DOCUMENT SECTION -
———
The t-distribution looks like a standard normal distribution in that it has a mean of zero and bell shape. It differs in that the t-distribution is slightly wider (almost imperceptibly in some cases). The t-distribution becomes progressively wider as the sample size decreases, owing to the uncertainty in estimating the variation from a small sample. When the sample size is large (over 100), the t-distribution is almost indistinguishable from a normal distribution, that is, it converges to a normal distribution.
A more formal way of saying this is that the shape of a t-distribution is controlled by the degrees of freedom, symbolized by the Greek letter nu (ν). In general, the degrees of freedom equals the sample size (n) minus the number of estimated parameters, that is, the parameters that had to be estimated before the statistic could be calculated. Here, we had to estimate s from the sample, so we have therefore estimated one parameter, thus n-1 degrees of freedom.
Using the t-distribution requires two assumptions. First, we must have random sampling, which is true for every statistical procedure. Second, our statistic (here, the mean) must be normally distributed.
There is widespread confusion over this second point. The t-test does not assume that the data are normally distributed, only that the statistic is normally distributed. We know that the statistic (sample means) is normally distributed because of the central limit theorem, which will hold true if the sample size is large enough. As a result of this confusion, many people when faced with non-normally distributed data unnecessarily avoid t-tests and choose non-parametric tests that decrease statistical power even more.
As we saw in our simulations, if n is reasonably large, the central limit theorem ensures that the sample mean is normally distributed. How large n must be depends on the shape of the parent distribution. The sample means will always be normally distributed if the data are normally distributed. As the data become more asymmetrically or oddly distributed, the sample size will need to be larger, and typically 20–30 is enough.
Fun facts: William Gosset published the t-test in 1908 under the pseudonym of Student. Ronald Fisher, an influential statistician we will encounter repeatedly in this course, promoted the test as Student’s t-test. While working at the Guinness Brewery in Ireland, Gosset developed the t-test to evaluate the quality of small batches of grain. We owe all this to beer.
Placing confidence limits or performing a hypothesis test on a mean uses R’s t.test() function. Here, let’s simulate some data (x) and construct a confidence interval on the mean. We use simulated data here because you can see what the population mean actually is, and you can to compare it to the results. In your work, you will of course use your data instead of simulated data.
x <- rnorm(n=13, mean=12.2, sd=1.8) t.test(x)
The output will look like the following, although the exact values may be slightly different since we used simulated data.
One Sample t-test data: x t = 24.292, df = 12, p-value = 1.426e-11 alternative hypothesis: true mean is not equal to 0 95 percent confidence interval: 11.49954 13.76564 sample estimates: mean of x 12.63259
The last line of the output (labeled sample estimate, mean of x) is the mean of our data, that is, the sample mean. This is therefore our our estimate of the population mean: 12.6. Owing to sampling, there is always uncertainty associated with this estimate, and the confidence interval expresses that uncertainty. The row labeled 95 percent confidence interval gives the lower and upper confidence limits: 11.5 and 13.8. We would therefore say our estimate of the population mean is 12.6, with a 95% confidence interval of 11.5–13.8. Alternatively, we could state the mean as being 12.6±1.15 (95% confidence).
———
DIRECTION 1 - Reproduce the part of the t-distribution passage starting with "Using the t-distribution" and going on through "be normally distributed.".
DIRECTION 2 - In the t-distribution passage, list each argument given to rnorm() in the line of code, with the value set for it.
DIRECTION 3 -
Using the t-distribution passage, answer these:
(a) What value for df does the sample output show?
(b) What sample size is typically enough when the data are asymmetrically or oddly distributed?
(c) Where was Gosset working when he developed the t-test?

DATASET ENTRIES -
———
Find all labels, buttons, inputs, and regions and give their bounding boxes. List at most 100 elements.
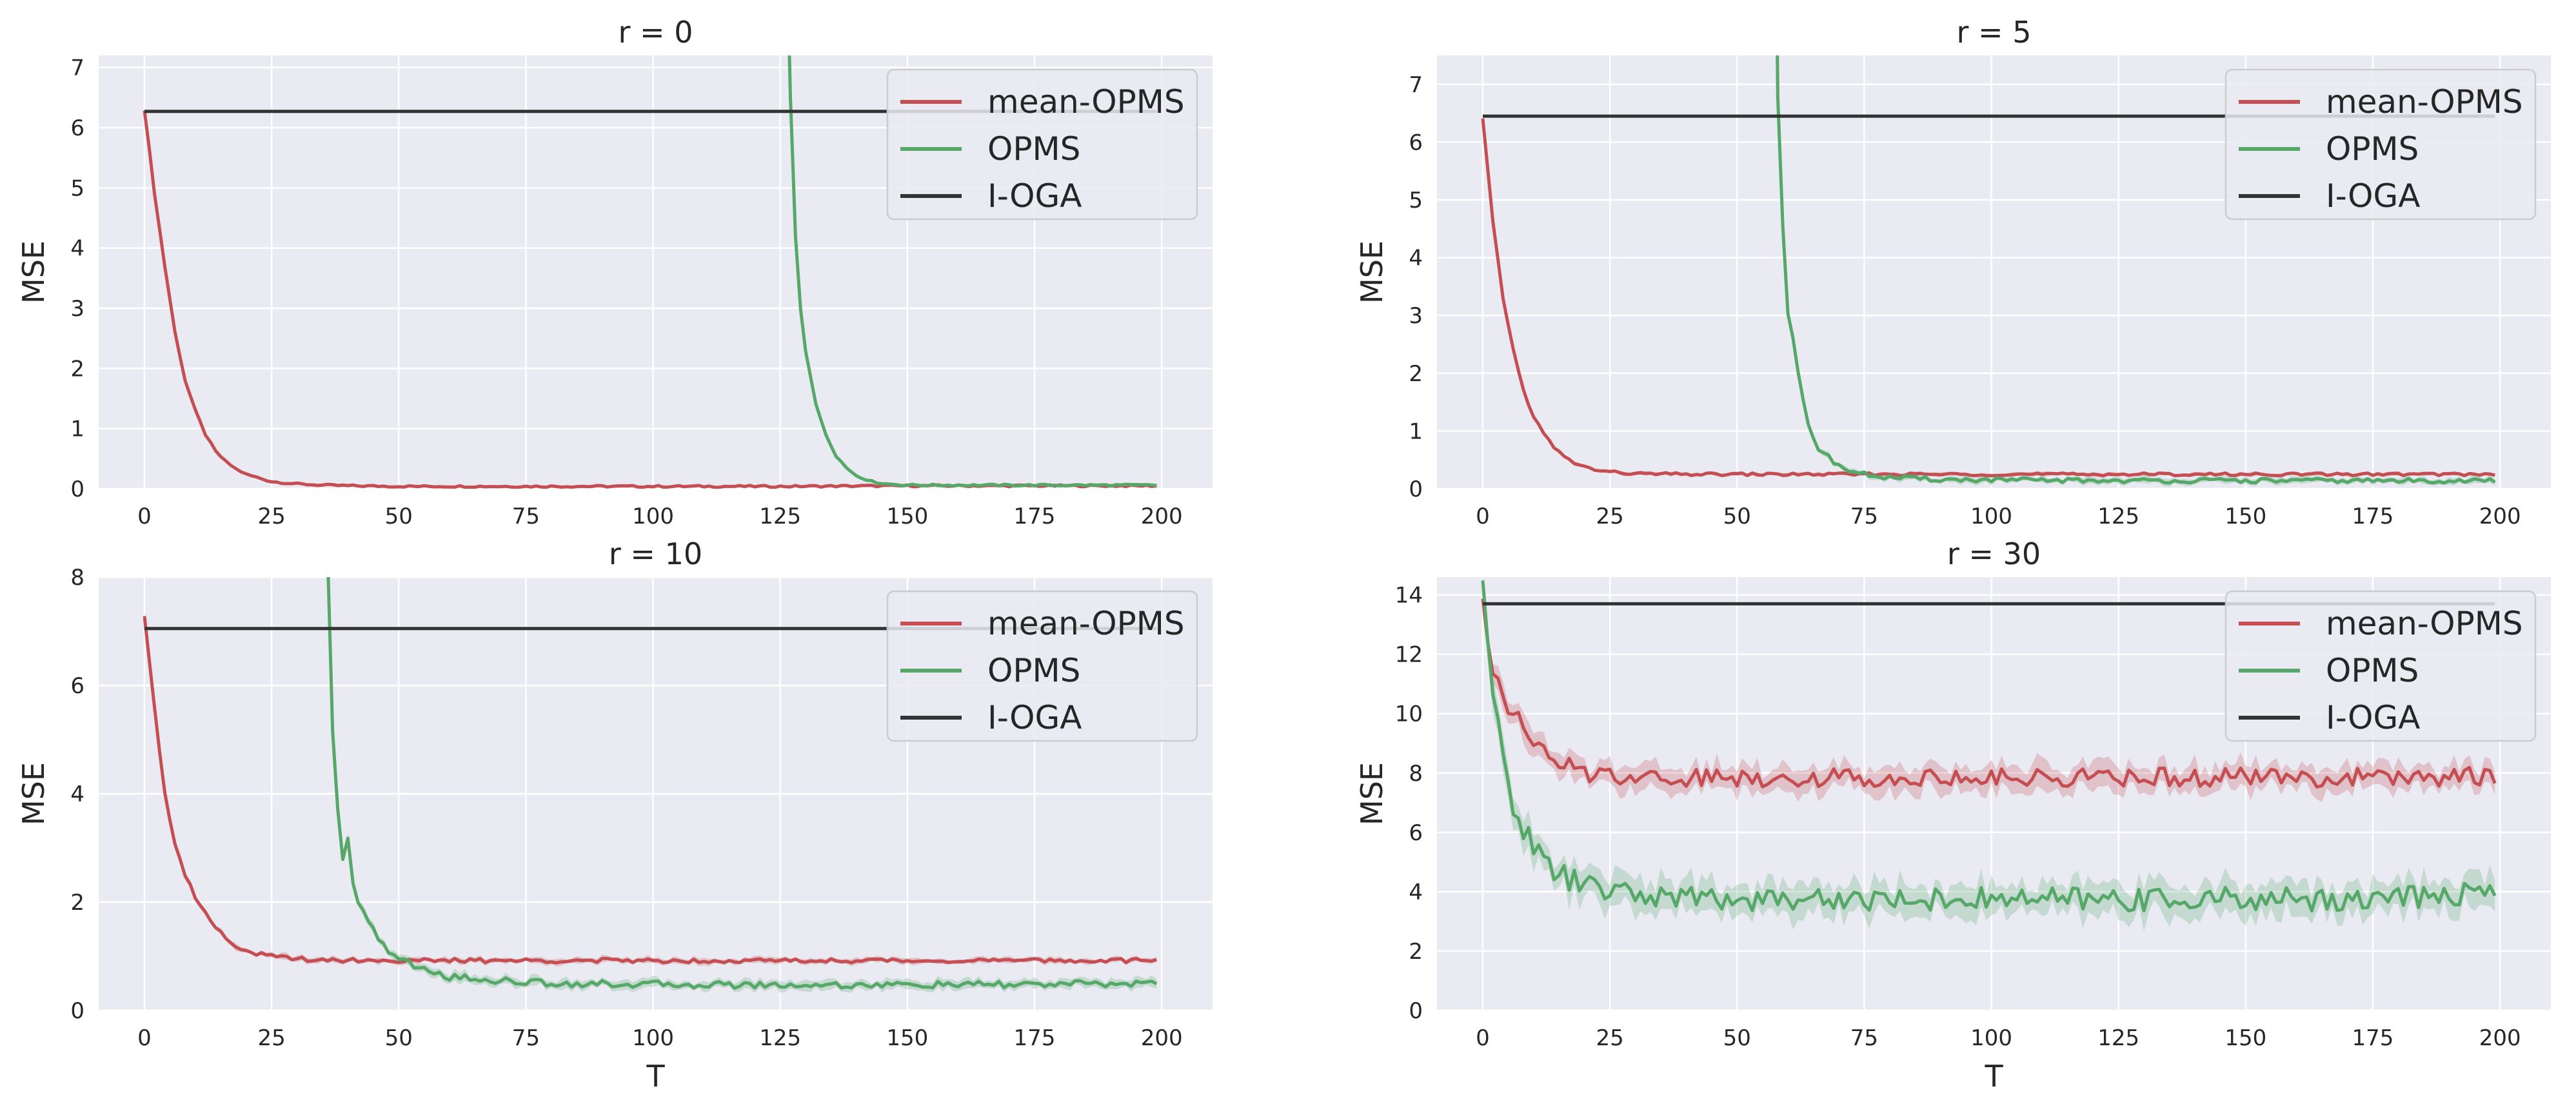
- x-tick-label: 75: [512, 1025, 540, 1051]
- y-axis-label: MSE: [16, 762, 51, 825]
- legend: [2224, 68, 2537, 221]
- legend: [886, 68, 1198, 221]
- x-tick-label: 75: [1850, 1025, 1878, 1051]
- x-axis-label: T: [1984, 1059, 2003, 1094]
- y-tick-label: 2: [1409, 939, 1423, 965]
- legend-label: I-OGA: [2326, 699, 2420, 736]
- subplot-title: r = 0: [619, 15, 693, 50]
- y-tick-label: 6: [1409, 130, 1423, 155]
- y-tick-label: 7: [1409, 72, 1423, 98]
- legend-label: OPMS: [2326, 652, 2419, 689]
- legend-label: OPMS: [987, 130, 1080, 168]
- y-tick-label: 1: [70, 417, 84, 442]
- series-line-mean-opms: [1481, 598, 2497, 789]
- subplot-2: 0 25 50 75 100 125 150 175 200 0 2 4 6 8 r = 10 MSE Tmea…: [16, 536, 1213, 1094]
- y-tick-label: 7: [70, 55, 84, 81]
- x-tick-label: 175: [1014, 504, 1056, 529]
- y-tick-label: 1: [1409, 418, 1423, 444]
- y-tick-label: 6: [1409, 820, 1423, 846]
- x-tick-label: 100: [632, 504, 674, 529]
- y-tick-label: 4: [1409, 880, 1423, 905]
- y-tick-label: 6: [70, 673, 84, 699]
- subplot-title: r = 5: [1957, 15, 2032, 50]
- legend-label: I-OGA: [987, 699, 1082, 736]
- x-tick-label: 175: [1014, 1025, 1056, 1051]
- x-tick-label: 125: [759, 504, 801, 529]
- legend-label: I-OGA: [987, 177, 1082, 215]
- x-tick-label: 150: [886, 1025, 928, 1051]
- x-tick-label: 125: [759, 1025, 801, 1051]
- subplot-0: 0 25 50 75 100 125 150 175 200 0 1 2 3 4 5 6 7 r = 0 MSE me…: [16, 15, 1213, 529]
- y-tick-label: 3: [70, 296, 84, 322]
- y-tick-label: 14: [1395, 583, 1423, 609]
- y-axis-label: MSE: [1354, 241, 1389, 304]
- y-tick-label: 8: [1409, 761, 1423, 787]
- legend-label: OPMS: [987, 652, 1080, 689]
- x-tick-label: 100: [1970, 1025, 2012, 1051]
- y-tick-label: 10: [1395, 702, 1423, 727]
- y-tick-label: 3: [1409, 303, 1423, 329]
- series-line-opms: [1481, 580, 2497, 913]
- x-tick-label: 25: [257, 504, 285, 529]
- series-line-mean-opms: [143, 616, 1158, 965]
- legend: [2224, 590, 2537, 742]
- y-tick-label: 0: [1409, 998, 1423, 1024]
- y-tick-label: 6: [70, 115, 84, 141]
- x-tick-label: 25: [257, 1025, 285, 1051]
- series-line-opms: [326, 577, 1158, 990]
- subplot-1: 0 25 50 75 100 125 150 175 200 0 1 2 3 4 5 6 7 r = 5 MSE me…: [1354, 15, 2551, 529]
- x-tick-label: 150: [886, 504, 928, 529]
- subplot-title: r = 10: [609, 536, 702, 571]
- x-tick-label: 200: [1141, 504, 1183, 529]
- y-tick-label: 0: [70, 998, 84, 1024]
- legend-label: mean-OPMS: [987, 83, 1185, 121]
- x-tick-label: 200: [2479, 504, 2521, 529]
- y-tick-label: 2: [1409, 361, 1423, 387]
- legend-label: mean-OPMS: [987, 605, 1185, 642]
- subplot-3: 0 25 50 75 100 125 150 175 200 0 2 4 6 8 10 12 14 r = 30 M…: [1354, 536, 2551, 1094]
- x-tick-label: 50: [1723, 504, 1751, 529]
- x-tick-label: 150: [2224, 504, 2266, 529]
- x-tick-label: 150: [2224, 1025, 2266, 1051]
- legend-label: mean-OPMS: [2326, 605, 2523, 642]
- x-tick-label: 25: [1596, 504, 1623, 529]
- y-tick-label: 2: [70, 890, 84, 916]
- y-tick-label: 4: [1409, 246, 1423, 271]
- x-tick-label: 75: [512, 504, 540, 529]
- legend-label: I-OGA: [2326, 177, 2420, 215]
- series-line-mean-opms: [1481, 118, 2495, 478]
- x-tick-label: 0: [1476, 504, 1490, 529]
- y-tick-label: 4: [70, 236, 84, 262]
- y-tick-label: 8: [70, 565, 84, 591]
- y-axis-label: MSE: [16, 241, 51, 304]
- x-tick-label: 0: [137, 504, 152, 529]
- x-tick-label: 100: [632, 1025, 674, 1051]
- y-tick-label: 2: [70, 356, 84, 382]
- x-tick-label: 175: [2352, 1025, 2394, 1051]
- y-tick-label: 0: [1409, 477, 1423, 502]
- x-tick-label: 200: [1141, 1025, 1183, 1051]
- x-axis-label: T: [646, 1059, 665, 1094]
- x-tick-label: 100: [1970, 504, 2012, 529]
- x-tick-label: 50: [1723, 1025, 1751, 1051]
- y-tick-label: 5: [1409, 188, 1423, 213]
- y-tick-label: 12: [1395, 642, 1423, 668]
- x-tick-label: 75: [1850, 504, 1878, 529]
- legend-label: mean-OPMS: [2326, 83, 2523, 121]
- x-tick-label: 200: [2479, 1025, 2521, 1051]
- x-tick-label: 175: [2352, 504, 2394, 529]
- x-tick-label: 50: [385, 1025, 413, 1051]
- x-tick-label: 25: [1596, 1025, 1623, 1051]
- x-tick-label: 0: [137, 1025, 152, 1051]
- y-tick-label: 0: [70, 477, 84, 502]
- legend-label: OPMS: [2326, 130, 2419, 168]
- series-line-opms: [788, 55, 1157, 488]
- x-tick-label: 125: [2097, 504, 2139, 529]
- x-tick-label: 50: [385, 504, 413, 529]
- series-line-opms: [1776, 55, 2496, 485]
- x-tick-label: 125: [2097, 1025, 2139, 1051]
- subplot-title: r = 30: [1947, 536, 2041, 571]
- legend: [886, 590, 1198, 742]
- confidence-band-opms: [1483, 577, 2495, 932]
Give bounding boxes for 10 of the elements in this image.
———
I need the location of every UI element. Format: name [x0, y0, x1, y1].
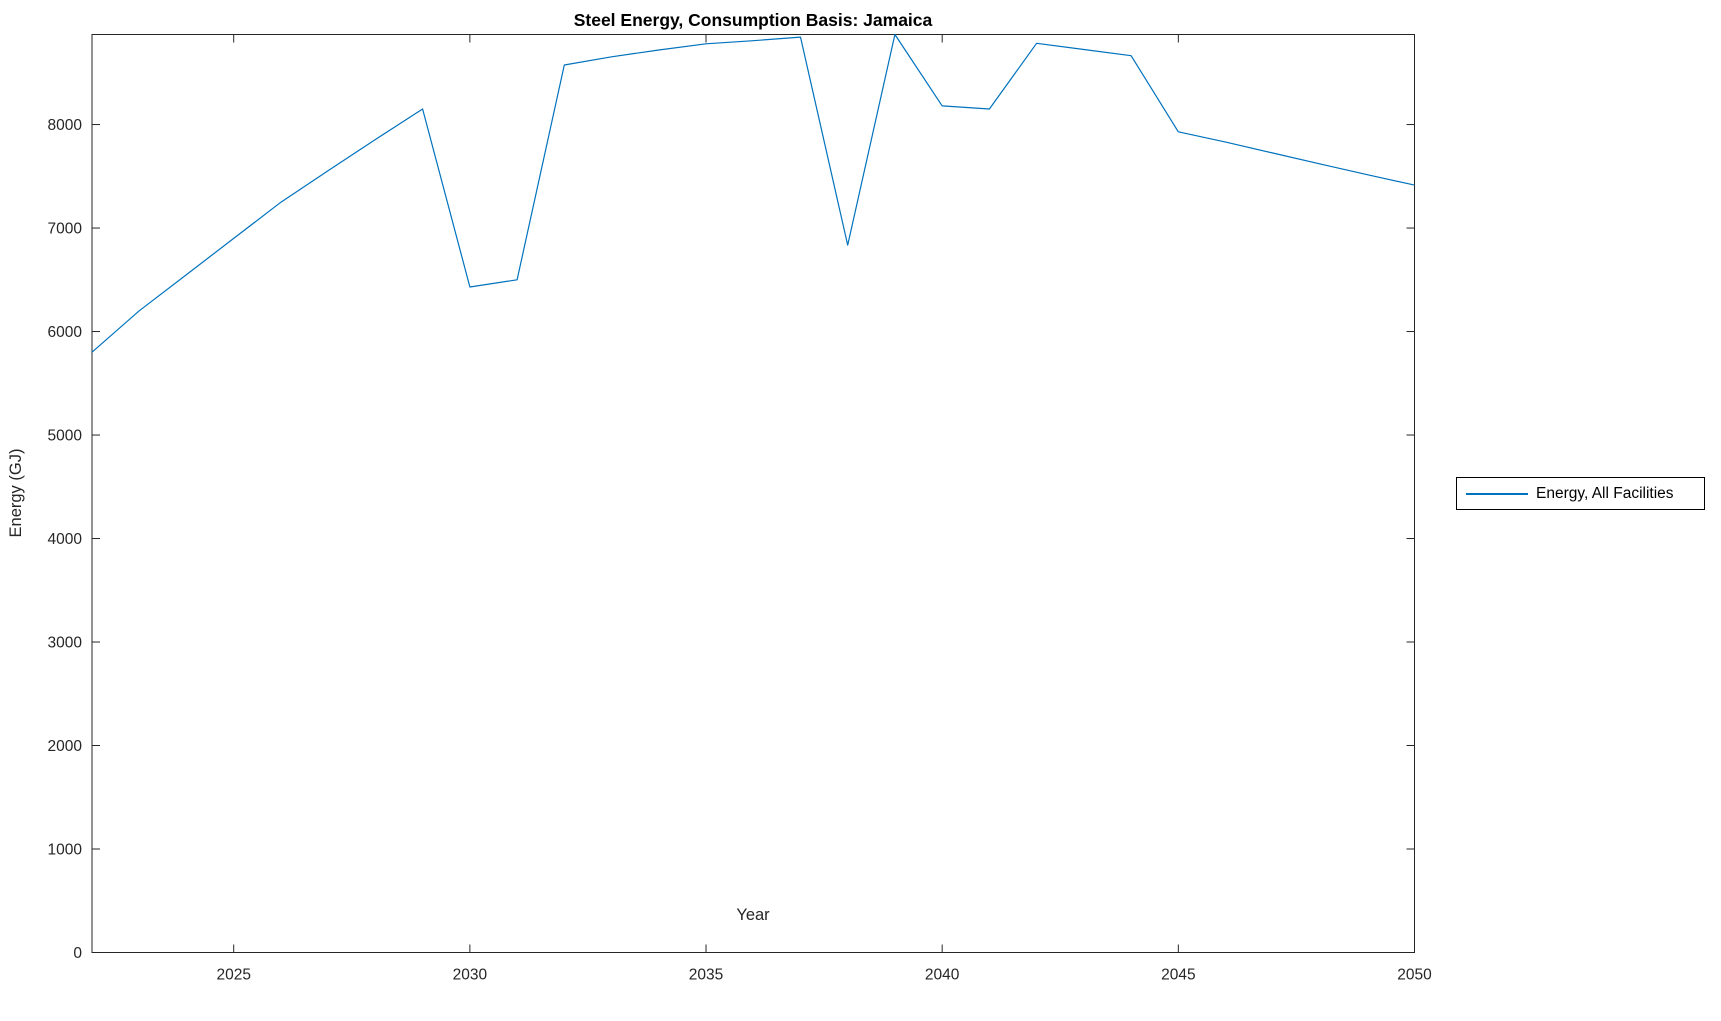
———
SOLUTION 1 -
Using the t-distribution requires two assumptions. First, we must have random sampling, which is true for every statistical procedure. Second, our statistic (here, the mean) must be normally distributed.

SOLUTION 2 -
n = 13
mean = 12.2
sd = 1.8

SOLUTION 3 -
(a) 12
(b) 20–30
(c) The Guinness Brewery in Ireland